→ **Work instructions**: The entries that follow should be written out exactly.

Extracts from a graphics dataset
....

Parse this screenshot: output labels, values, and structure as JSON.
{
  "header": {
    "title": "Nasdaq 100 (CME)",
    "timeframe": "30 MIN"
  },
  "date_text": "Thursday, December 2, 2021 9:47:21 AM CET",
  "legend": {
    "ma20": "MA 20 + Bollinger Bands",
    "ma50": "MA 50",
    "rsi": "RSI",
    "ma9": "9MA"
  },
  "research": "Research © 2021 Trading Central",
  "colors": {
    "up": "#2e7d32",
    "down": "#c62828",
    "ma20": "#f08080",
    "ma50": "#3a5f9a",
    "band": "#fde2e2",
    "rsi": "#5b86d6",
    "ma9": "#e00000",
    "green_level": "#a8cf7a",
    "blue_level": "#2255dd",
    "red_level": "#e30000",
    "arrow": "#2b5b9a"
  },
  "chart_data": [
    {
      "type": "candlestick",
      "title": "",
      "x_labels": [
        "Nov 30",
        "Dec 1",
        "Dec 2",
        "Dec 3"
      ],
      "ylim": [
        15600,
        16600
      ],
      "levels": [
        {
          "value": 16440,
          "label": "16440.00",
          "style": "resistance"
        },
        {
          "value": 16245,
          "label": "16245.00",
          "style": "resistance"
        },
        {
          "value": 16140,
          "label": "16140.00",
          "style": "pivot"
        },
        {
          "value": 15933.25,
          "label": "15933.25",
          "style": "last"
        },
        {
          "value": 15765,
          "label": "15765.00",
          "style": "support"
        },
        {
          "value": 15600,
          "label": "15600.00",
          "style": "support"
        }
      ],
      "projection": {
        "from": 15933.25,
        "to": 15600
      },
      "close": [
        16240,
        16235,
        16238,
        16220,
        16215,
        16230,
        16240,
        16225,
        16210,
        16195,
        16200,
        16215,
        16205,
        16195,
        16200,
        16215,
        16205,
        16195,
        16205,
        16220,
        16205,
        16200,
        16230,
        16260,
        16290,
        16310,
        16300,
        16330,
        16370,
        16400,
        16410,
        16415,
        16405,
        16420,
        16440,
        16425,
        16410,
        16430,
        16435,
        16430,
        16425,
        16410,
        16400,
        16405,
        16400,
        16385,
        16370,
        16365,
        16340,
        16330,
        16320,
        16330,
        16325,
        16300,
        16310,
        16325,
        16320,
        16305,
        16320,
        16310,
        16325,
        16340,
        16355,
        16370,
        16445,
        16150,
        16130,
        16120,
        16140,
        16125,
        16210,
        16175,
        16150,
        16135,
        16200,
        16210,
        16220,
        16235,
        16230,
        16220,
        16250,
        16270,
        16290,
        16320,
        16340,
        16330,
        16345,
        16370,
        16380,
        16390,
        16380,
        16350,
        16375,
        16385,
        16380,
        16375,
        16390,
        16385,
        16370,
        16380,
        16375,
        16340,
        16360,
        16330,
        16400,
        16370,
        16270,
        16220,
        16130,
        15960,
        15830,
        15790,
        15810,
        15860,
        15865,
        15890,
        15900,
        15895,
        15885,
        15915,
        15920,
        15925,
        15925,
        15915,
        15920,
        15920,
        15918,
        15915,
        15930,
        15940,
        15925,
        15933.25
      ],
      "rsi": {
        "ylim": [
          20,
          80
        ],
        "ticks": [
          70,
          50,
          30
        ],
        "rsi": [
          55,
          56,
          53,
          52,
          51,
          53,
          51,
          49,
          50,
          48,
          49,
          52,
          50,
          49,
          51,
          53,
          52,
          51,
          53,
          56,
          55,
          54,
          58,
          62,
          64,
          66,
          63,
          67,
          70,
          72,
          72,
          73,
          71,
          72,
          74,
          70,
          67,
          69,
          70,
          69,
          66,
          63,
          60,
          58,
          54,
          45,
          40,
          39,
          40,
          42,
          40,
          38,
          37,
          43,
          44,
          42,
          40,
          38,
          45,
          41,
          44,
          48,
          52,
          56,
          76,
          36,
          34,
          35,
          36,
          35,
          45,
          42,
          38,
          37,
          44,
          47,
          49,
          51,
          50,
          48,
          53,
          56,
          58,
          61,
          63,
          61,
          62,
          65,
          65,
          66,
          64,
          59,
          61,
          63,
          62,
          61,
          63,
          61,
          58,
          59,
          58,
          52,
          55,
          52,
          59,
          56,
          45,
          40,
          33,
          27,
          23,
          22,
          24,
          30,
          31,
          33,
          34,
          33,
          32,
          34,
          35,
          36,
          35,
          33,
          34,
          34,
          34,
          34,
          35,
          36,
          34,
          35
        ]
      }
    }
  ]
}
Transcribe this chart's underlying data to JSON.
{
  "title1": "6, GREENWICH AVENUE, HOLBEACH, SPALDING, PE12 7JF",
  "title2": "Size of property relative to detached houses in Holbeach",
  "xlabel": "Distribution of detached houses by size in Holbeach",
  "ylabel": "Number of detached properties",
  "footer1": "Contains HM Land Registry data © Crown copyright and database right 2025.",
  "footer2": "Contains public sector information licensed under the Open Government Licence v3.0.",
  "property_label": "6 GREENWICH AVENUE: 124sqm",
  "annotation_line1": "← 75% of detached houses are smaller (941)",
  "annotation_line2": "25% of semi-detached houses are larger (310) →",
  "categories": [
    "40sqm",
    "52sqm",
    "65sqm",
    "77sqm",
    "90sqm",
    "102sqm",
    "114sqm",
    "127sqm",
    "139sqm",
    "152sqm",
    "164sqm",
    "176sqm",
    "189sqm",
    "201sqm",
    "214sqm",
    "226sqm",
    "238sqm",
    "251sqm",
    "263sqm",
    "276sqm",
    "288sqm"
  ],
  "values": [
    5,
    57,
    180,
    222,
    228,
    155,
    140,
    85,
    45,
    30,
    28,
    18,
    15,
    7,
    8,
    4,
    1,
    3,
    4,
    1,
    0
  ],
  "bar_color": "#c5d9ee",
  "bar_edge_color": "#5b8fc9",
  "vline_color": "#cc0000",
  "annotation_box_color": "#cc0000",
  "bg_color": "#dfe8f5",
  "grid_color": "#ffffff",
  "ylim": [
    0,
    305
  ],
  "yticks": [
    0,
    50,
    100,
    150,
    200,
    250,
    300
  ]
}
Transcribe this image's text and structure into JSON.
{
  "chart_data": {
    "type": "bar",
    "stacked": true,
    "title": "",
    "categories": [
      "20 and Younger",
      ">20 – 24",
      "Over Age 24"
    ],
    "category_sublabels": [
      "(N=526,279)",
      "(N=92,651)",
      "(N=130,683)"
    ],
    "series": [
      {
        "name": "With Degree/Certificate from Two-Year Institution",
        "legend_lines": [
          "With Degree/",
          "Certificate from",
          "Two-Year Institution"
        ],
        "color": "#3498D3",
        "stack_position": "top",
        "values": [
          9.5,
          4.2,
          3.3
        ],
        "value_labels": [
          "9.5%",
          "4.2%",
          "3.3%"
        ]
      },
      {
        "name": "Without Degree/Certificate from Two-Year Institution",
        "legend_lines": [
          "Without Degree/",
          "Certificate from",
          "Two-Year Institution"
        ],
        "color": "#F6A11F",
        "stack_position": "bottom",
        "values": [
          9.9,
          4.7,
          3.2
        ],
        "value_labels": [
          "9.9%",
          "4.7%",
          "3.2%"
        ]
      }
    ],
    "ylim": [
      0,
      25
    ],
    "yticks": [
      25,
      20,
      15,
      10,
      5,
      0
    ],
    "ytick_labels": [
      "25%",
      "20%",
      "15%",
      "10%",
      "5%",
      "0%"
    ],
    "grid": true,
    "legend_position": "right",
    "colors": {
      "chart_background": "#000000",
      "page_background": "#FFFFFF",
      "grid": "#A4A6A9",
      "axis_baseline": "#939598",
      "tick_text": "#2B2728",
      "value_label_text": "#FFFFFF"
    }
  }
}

....

→ **Full response**:
Parse this screenshot: output labels, values, and structure as JSON.
{
  "header": {
    "title": "Nasdaq 100 (CME)",
    "timeframe": "30 MIN"
  },
  "date_text": "Thursday, December 2, 2021 9:47:21 AM CET",
  "legend": {
    "ma20": "MA 20 + Bollinger Bands",
    "ma50": "MA 50",
    "rsi": "RSI",
    "ma9": "9MA"
  },
  "research": "Research © 2021 Trading Central",
  "colors": {
    "up": "#2e7d32",
    "down": "#c62828",
    "ma20": "#f08080",
    "ma50": "#3a5f9a",
    "band": "#fde2e2",
    "rsi": "#5b86d6",
    "ma9": "#e00000",
    "green_level": "#a8cf7a",
    "blue_level": "#2255dd",
    "red_level": "#e30000",
    "arrow": "#2b5b9a"
  },
  "chart_data": [
    {
      "type": "candlestick",
      "title": "",
      "x_labels": [
        "Nov 30",
        "Dec 1",
        "Dec 2",
        "Dec 3"
      ],
      "ylim": [
        15600,
        16600
      ],
      "levels": [
        {
          "value": 16440,
          "label": "16440.00",
          "style": "resistance"
        },
        {
          "value": 16245,
          "label": "16245.00",
          "style": "resistance"
        },
        {
          "value": 16140,
          "label": "16140.00",
          "style": "pivot"
        },
        {
          "value": 15933.25,
          "label": "15933.25",
          "style": "last"
        },
        {
          "value": 15765,
          "label": "15765.00",
          "style": "support"
        },
        {
          "value": 15600,
          "label": "15600.00",
          "style": "support"
        }
      ],
      "projection": {
        "from": 15933.25,
        "to": 15600
      },
      "close": [
        16240,
        16235,
        16238,
        16220,
        16215,
        16230,
        16240,
        16225,
        16210,
        16195,
        16200,
        16215,
        16205,
        16195,
        16200,
        16215,
        16205,
        16195,
        16205,
        16220,
        16205,
        16200,
        16230,
        16260,
        16290,
        16310,
        16300,
        16330,
        16370,
        16400,
        16410,
        16415,
        16405,
        16420,
        16440,
        16425,
        16410,
        16430,
        16435,
        16430,
        16425,
        16410,
        16400,
        16405,
        16400,
        16385,
        16370,
        16365,
        16340,
        16330,
        16320,
        16330,
        16325,
        16300,
        16310,
        16325,
        16320,
        16305,
        16320,
        16310,
        16325,
        16340,
        16355,
        16370,
        16445,
        16150,
        16130,
        16120,
        16140,
        16125,
        16210,
        16175,
        16150,
        16135,
        16200,
        16210,
        16220,
        16235,
        16230,
        16220,
        16250,
        16270,
        16290,
        16320,
        16340,
        16330,
        16345,
        16370,
        16380,
        16390,
        16380,
        16350,
        16375,
        16385,
        16380,
        16375,
        16390,
        16385,
        16370,
        16380,
        16375,
        16340,
        16360,
        16330,
        16400,
        16370,
        16270,
        16220,
        16130,
        15960,
        15830,
        15790,
        15810,
        15860,
        15865,
        15890,
        15900,
        15895,
        15885,
        15915,
        15920,
        15925,
        15925,
        15915,
        15920,
        15920,
        15918,
        15915,
        15930,
        15940,
        15925,
        15933.25
      ],
      "rsi": {
        "ylim": [
          20,
          80
        ],
        "ticks": [
          70,
          50,
          30
        ],
        "rsi": [
          55,
          56,
          53,
          52,
          51,
          53,
          51,
          49,
          50,
          48,
          49,
          52,
          50,
          49,
          51,
          53,
          52,
          51,
          53,
          56,
          55,
          54,
          58,
          62,
          64,
          66,
          63,
          67,
          70,
          72,
          72,
          73,
          71,
          72,
          74,
          70,
          67,
          69,
          70,
          69,
          66,
          63,
          60,
          58,
          54,
          45,
          40,
          39,
          40,
          42,
          40,
          38,
          37,
          43,
          44,
          42,
          40,
          38,
          45,
          41,
          44,
          48,
          52,
          56,
          76,
          36,
          34,
          35,
          36,
          35,
          45,
          42,
          38,
          37,
          44,
          47,
          49,
          51,
          50,
          48,
          53,
          56,
          58,
          61,
          63,
          61,
          62,
          65,
          65,
          66,
          64,
          59,
          61,
          63,
          62,
          61,
          63,
          61,
          58,
          59,
          58,
          52,
          55,
          52,
          59,
          56,
          45,
          40,
          33,
          27,
          23,
          22,
          24,
          30,
          31,
          33,
          34,
          33,
          32,
          34,
          35,
          36,
          35,
          33,
          34,
          34,
          34,
          34,
          35,
          36,
          34,
          35
        ]
      }
    }
  ]
}
Transcribe this chart's underlying data to JSON.
{
  "title1": "6, GREENWICH AVENUE, HOLBEACH, SPALDING, PE12 7JF",
  "title2": "Size of property relative to detached houses in Holbeach",
  "xlabel": "Distribution of detached houses by size in Holbeach",
  "ylabel": "Number of detached properties",
  "footer1": "Contains HM Land Registry data © Crown copyright and database right 2025.",
  "footer2": "Contains public sector information licensed under the Open Government Licence v3.0.",
  "property_label": "6 GREENWICH AVENUE: 124sqm",
  "annotation_line1": "← 75% of detached houses are smaller (941)",
  "annotation_line2": "25% of semi-detached houses are larger (310) →",
  "categories": [
    "40sqm",
    "52sqm",
    "65sqm",
    "77sqm",
    "90sqm",
    "102sqm",
    "114sqm",
    "127sqm",
    "139sqm",
    "152sqm",
    "164sqm",
    "176sqm",
    "189sqm",
    "201sqm",
    "214sqm",
    "226sqm",
    "238sqm",
    "251sqm",
    "263sqm",
    "276sqm",
    "288sqm"
  ],
  "values": [
    5,
    57,
    180,
    222,
    228,
    155,
    140,
    85,
    45,
    30,
    28,
    18,
    15,
    7,
    8,
    4,
    1,
    3,
    4,
    1,
    0
  ],
  "bar_color": "#c5d9ee",
  "bar_edge_color": "#5b8fc9",
  "vline_color": "#cc0000",
  "annotation_box_color": "#cc0000",
  "bg_color": "#dfe8f5",
  "grid_color": "#ffffff",
  "ylim": [
    0,
    305
  ],
  "yticks": [
    0,
    50,
    100,
    150,
    200,
    250,
    300
  ]
}
Transcribe this image's text and structure into JSON.
{
  "chart_data": {
    "type": "bar",
    "stacked": true,
    "title": "",
    "categories": [
      "20 and Younger",
      ">20 – 24",
      "Over Age 24"
    ],
    "category_sublabels": [
      "(N=526,279)",
      "(N=92,651)",
      "(N=130,683)"
    ],
    "series": [
      {
        "name": "With Degree/Certificate from Two-Year Institution",
        "legend_lines": [
          "With Degree/",
          "Certificate from",
          "Two-Year Institution"
        ],
        "color": "#3498D3",
        "stack_position": "top",
        "values": [
          9.5,
          4.2,
          3.3
        ],
        "value_labels": [
          "9.5%",
          "4.2%",
          "3.3%"
        ]
      },
      {
        "name": "Without Degree/Certificate from Two-Year Institution",
        "legend_lines": [
          "Without Degree/",
          "Certificate from",
          "Two-Year Institution"
        ],
        "color": "#F6A11F",
        "stack_position": "bottom",
        "values": [
          9.9,
          4.7,
          3.2
        ],
        "value_labels": [
          "9.9%",
          "4.7%",
          "3.2%"
        ]
      }
    ],
    "ylim": [
      0,
      25
    ],
    "yticks": [
      25,
      20,
      15,
      10,
      5,
      0
    ],
    "ytick_labels": [
      "25%",
      "20%",
      "15%",
      "10%",
      "5%",
      "0%"
    ],
    "grid": true,
    "legend_position": "right",
    "colors": {
      "chart_background": "#000000",
      "page_background": "#FFFFFF",
      "grid": "#A4A6A9",
      "axis_baseline": "#939598",
      "tick_text": "#2B2728",
      "value_label_text": "#FFFFFF"
    }
  }
}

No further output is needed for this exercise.